## Direction
In the entries, find all lines that hold the word "under" and copy them.

## Extracted records
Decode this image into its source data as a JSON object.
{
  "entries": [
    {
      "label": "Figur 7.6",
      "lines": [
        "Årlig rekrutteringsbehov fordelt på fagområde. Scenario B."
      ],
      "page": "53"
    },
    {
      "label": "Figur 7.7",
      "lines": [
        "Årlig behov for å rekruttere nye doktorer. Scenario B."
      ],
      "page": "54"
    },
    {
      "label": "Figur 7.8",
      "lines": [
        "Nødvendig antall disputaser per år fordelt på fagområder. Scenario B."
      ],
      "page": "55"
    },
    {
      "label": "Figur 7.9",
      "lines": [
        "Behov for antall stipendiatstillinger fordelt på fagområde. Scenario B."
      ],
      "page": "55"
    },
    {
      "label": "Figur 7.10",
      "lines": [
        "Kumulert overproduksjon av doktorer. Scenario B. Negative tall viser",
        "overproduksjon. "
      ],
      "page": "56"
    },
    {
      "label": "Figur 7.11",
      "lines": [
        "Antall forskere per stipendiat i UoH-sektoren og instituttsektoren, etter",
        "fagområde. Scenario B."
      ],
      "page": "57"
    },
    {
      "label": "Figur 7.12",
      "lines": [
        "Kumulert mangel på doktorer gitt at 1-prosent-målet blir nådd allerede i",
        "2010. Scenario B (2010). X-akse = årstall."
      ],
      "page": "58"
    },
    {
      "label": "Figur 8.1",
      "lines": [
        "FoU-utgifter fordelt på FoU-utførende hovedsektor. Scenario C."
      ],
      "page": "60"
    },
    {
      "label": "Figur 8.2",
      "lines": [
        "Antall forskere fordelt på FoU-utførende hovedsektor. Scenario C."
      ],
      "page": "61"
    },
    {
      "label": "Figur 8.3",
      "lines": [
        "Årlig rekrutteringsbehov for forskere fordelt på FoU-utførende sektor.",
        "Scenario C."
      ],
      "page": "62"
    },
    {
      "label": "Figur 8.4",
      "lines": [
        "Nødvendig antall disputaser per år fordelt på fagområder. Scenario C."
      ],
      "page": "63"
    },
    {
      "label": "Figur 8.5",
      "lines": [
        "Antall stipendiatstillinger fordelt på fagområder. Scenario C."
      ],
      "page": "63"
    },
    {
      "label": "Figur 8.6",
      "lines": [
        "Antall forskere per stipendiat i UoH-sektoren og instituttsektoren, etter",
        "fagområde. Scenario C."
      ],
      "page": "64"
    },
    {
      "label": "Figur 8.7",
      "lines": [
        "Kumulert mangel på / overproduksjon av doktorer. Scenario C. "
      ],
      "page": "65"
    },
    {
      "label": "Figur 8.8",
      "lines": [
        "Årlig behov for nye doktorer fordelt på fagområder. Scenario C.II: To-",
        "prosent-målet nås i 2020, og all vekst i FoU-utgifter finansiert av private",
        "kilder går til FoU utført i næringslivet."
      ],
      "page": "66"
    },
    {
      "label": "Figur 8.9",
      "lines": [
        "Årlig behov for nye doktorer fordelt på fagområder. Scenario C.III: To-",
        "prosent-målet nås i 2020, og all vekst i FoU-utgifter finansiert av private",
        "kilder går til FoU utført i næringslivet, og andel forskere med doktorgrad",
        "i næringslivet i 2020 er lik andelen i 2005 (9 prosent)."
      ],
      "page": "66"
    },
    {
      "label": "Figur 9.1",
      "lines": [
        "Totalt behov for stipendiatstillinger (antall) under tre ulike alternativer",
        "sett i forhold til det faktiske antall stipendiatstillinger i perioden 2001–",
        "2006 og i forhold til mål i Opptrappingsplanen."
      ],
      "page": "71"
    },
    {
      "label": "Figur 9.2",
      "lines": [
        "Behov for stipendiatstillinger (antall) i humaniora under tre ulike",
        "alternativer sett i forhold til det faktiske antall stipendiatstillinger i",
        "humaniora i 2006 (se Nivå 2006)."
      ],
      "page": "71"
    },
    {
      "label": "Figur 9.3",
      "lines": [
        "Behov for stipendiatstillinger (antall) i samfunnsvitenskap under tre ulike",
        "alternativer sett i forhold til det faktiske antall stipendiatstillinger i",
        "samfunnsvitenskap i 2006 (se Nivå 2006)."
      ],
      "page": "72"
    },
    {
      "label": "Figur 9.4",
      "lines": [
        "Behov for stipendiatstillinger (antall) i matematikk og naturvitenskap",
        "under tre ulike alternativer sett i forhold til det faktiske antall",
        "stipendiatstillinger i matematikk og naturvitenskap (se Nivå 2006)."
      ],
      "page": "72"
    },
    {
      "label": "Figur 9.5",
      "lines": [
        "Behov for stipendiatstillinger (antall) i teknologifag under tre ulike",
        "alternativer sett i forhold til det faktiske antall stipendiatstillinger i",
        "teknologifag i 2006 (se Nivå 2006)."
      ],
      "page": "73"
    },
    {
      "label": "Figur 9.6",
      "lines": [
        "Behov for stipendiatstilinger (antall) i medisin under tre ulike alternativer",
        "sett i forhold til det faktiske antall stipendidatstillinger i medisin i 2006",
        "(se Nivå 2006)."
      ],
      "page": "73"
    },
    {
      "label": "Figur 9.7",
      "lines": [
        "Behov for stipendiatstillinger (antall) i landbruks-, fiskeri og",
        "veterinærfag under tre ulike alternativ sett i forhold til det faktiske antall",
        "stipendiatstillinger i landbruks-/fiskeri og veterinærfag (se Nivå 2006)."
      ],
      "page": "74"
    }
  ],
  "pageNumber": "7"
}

## Correct output
        "Totalt behov for stipendiatstillinger (antall) under tre ulike alternativer",
        "Behov for stipendiatstillinger (antall) i humaniora under tre ulike",
        "Behov for stipendiatstillinger (antall) i samfunnsvitenskap under tre ulike",
        "under tre ulike alternativer sett i forhold til det faktiske antall",
        "Behov for stipendiatstillinger (antall) i teknologifag under tre ulike",
        "Behov for stipendiatstilinger (antall) i medisin under tre ulike alternativer",
        "veterinærfag under tre ulike alternativ sett i forhold til det faktiske antall",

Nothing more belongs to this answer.